• _EXERCISE MATERIALS_:
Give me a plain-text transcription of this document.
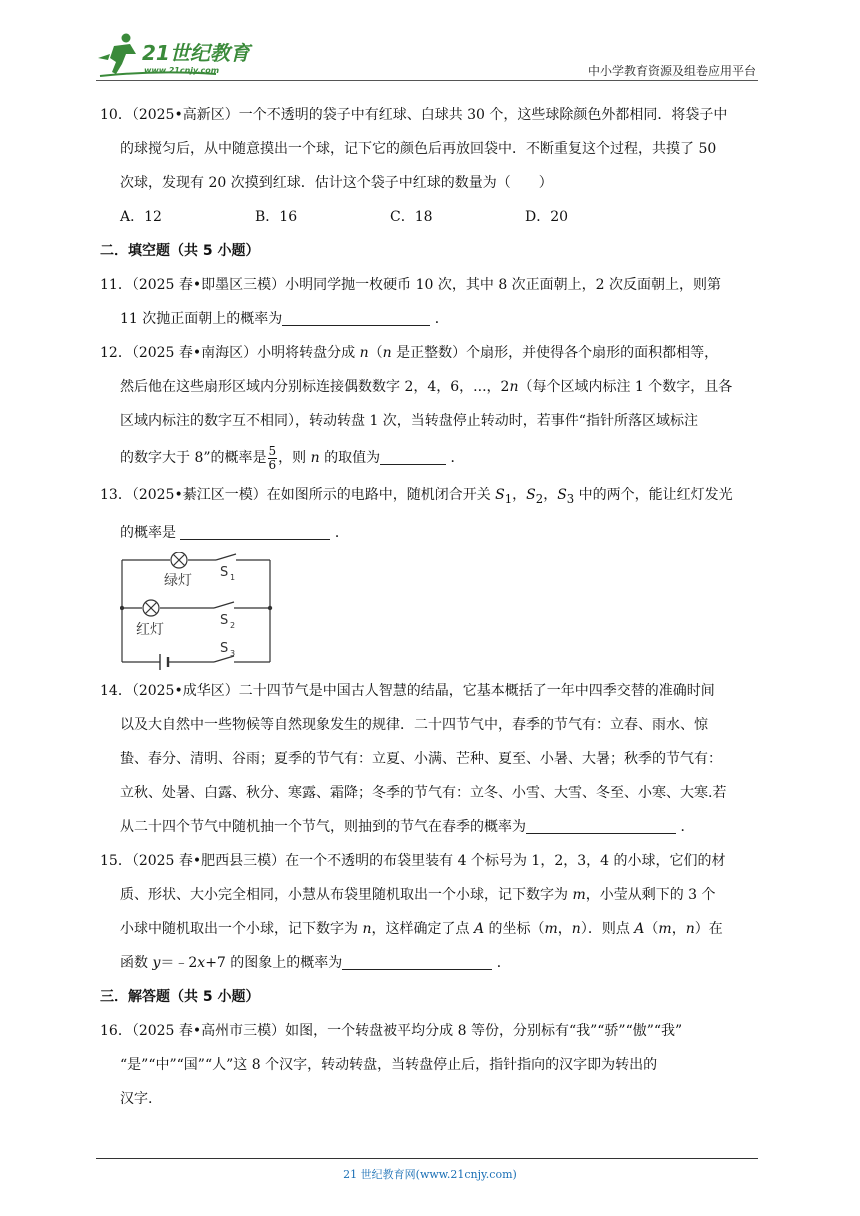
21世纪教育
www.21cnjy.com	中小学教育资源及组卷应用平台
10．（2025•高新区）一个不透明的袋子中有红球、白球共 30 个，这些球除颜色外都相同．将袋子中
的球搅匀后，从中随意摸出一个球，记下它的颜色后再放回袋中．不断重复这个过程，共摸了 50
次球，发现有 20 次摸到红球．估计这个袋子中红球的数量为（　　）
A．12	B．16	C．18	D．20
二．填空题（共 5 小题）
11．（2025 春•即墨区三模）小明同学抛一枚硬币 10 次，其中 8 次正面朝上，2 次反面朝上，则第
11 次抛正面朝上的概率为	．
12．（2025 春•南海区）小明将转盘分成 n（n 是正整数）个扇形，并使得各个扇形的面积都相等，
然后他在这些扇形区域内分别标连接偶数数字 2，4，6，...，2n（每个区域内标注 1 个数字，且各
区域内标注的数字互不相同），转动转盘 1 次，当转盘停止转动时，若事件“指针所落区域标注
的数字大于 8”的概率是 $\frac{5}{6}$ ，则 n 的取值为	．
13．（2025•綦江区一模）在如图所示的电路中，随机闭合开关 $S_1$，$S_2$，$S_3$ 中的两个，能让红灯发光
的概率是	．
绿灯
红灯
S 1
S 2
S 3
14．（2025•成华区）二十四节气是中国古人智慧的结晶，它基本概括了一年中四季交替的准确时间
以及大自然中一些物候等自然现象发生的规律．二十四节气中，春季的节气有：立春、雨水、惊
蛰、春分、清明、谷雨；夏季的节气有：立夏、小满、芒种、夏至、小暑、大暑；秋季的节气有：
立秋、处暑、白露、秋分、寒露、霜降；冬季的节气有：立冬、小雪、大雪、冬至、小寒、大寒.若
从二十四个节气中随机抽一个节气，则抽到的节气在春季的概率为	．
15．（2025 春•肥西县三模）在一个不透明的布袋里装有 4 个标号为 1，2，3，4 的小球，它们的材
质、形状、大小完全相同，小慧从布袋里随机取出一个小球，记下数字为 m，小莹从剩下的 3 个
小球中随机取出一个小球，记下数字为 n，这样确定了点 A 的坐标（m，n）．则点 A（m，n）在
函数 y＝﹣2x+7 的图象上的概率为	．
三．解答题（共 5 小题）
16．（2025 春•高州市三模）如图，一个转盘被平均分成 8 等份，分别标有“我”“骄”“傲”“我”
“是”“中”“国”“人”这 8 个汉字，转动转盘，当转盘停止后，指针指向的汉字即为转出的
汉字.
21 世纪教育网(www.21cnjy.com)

--

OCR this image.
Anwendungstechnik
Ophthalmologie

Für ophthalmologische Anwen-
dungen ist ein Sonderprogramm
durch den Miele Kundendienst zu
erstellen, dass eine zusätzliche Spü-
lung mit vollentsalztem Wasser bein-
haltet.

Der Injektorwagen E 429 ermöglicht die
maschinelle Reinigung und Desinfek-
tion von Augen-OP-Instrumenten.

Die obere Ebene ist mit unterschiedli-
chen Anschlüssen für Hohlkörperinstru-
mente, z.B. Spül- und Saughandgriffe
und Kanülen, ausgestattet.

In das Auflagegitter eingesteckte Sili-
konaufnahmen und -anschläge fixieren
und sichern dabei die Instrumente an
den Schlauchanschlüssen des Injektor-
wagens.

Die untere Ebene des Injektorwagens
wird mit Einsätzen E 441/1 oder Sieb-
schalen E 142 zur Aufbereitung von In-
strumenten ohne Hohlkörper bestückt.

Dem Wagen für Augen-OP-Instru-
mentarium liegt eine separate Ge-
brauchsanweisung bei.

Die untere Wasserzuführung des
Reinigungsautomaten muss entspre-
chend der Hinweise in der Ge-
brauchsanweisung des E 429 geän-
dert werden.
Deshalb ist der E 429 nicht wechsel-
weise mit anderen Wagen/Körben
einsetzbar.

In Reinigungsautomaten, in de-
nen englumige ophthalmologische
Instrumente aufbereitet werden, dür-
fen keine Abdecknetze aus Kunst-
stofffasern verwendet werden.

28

• _AIM_: Go through the material line by line. Show each line that contains the string "记下数字为".

• _RESULT OF THIS EXERCISE_:
质、形状、大小完全相同，小慧从布袋里随机取出一个小球，记下数字为 m，小莹从剩下的 3 个
小球中随机取出一个小球，记下数字为 n，这样确定了点 A 的坐标（m，n）．则点 A（m，n）在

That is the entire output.